◆ Provided data ◆
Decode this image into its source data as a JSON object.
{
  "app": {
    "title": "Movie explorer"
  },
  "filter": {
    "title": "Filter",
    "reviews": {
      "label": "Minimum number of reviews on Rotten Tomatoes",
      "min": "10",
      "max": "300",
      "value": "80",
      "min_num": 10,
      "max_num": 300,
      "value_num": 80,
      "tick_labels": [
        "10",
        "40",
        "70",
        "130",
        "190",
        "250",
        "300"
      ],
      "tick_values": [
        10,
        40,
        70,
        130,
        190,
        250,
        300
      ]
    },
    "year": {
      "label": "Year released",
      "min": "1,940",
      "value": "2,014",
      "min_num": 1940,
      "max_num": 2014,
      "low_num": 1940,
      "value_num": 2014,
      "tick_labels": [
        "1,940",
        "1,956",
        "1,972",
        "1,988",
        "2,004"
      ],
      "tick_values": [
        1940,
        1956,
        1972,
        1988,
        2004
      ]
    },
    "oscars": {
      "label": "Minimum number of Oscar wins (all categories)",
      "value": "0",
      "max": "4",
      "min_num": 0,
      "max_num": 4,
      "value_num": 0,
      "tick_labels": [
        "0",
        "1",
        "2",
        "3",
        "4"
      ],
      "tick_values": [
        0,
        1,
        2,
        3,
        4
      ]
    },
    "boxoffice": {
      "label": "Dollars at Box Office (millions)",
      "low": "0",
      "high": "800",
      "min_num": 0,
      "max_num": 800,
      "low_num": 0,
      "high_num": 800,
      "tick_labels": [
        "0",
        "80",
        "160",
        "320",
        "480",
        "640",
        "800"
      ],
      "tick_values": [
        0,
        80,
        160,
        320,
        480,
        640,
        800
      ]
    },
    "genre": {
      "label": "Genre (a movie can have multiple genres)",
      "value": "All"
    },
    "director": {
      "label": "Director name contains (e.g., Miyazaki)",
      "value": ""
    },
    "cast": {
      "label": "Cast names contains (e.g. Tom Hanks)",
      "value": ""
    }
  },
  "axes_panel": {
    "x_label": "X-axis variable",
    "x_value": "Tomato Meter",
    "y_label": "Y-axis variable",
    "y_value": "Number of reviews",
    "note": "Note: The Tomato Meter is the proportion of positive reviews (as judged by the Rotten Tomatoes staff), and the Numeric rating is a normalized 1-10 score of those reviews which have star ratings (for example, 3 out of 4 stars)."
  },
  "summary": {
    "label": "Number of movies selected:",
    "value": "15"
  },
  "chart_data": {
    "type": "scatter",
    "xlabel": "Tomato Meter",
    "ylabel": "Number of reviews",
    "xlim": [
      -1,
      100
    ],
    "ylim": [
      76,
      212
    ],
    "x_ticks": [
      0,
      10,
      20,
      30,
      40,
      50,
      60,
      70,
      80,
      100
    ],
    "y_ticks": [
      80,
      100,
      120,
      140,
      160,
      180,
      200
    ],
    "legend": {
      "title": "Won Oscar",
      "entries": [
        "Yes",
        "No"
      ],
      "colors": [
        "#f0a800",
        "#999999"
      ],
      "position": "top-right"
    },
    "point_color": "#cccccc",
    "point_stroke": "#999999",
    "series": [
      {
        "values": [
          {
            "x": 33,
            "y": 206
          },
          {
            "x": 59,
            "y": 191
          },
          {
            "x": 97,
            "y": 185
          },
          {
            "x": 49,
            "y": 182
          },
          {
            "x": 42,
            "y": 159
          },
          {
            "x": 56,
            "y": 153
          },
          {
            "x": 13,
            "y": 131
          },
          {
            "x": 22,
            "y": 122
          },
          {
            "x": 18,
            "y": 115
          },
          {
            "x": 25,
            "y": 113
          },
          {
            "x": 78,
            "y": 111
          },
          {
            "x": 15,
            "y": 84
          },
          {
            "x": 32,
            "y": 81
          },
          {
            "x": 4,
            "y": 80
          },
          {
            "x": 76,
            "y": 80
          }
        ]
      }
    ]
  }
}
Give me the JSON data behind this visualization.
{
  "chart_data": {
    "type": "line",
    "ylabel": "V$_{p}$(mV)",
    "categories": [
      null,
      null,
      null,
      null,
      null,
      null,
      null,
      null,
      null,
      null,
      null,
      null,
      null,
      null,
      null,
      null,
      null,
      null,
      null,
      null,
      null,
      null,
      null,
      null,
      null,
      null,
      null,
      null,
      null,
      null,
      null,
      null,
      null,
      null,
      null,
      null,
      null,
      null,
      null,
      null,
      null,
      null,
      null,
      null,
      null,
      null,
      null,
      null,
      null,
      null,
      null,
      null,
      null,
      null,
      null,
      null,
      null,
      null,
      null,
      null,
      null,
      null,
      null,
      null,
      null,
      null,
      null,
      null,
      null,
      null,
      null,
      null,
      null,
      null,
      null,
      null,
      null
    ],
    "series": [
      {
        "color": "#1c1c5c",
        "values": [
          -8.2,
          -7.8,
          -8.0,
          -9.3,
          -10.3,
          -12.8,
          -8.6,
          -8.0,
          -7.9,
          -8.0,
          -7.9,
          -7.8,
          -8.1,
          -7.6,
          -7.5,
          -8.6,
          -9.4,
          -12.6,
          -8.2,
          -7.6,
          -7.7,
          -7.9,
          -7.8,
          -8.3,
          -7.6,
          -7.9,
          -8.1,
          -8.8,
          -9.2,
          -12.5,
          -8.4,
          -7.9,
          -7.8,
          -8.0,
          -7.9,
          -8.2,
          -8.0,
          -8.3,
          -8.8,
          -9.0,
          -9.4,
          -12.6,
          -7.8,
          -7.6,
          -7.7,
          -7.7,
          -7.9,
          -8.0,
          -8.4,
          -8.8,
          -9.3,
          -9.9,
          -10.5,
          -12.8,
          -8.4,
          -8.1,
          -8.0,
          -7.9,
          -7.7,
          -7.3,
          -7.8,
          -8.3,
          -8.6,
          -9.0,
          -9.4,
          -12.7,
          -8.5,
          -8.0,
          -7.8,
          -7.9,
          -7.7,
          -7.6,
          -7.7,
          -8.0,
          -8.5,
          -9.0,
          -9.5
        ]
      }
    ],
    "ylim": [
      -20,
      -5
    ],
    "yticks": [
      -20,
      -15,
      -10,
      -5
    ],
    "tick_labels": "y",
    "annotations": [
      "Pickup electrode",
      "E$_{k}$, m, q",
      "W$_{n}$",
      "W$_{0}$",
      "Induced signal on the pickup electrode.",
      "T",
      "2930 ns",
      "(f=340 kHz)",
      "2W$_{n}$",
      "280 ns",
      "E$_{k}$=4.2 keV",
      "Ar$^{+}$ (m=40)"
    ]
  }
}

◆ Stated problem ◆
Determine how many lines of this listing contain "Tomatoes", and give only the number.

◆ Result for this exercise ◆
2